[Saved entries]
* * * * * * * * *
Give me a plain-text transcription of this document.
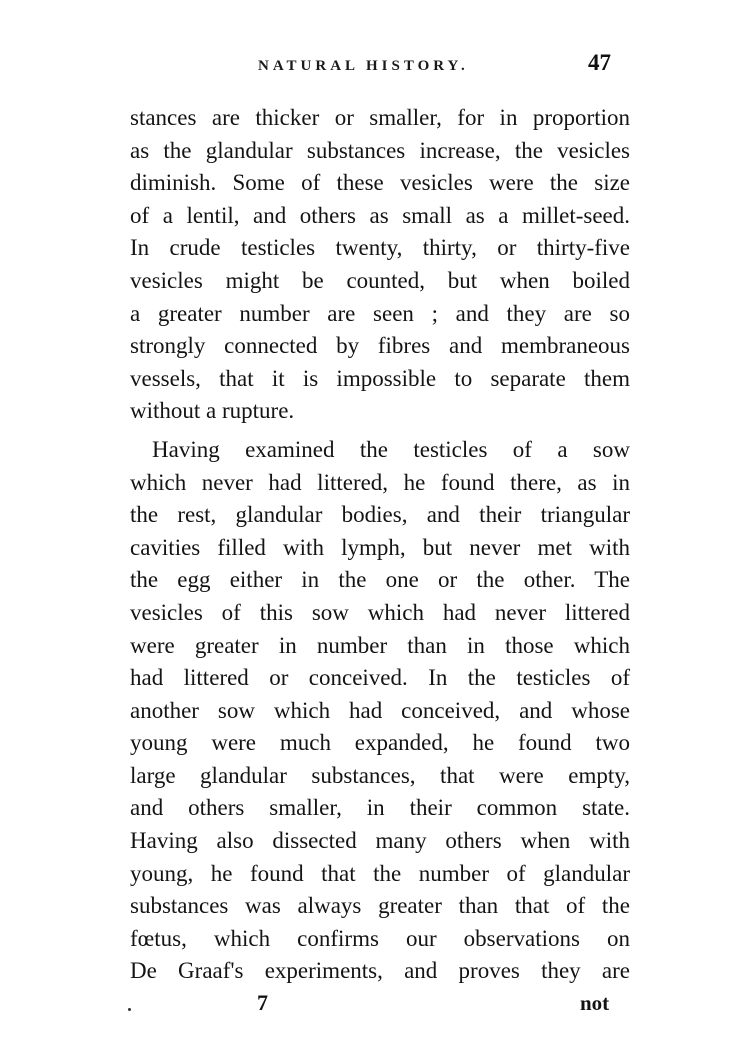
NATURAL HISTORY.	47
stances are thicker or smaller, for in proportion
as the glandular substances increase, the vesicles
diminish. Some of these vesicles were the size
of a lentil, and others as small as a millet-seed.
In crude testicles twenty, thirty, or thirty-five
vesicles might be counted, but when boiled
a greater number are seen ; and they are so
strongly connected by fibres and membraneous
vessels, that it is impossible to separate them
without a rupture.
Having examined the testicles of a sow
which never had littered, he found there, as in
the rest, glandular bodies, and their triangular
cavities filled with lymph, but never met with
the egg either in the one or the other. The
vesicles of this sow which had never littered
were greater in number than in those which
had littered or conceived. In the testicles of
another sow which had conceived, and whose
young were much expanded, he found two
large glandular substances, that were empty,
and others smaller, in their common state.
Having also dissected many others when with
young, he found that the number of glandular
substances was always greater than that of the
fœtus, which confirms our observations on
De Graaf's experiments, and proves they are
7	not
* * * * * * * * *
Transcribe the whole listing exactly. Pictures stay out of your copy.

Give me a plain-text transcription of this document.
NATURAL HISTORY.	47
stances are thicker or smaller, for in proportion
as the glandular substances increase, the vesicles
diminish. Some of these vesicles were the size
of a lentil, and others as small as a millet-seed.
In crude testicles twenty, thirty, or thirty-five
vesicles might be counted, but when boiled
a greater number are seen ; and they are so
strongly connected by fibres and membraneous
vessels, that it is impossible to separate them
without a rupture.
Having examined the testicles of a sow
which never had littered, he found there, as in
the rest, glandular bodies, and their triangular
cavities filled with lymph, but never met with
the egg either in the one or the other. The
vesicles of this sow which had never littered
were greater in number than in those which
had littered or conceived. In the testicles of
another sow which had conceived, and whose
young were much expanded, he found two
large glandular substances, that were empty,
and others smaller, in their common state.
Having also dissected many others when with
young, he found that the number of glandular
substances was always greater than that of the
fœtus, which confirms our observations on
De Graaf's experiments, and proves they are
7	not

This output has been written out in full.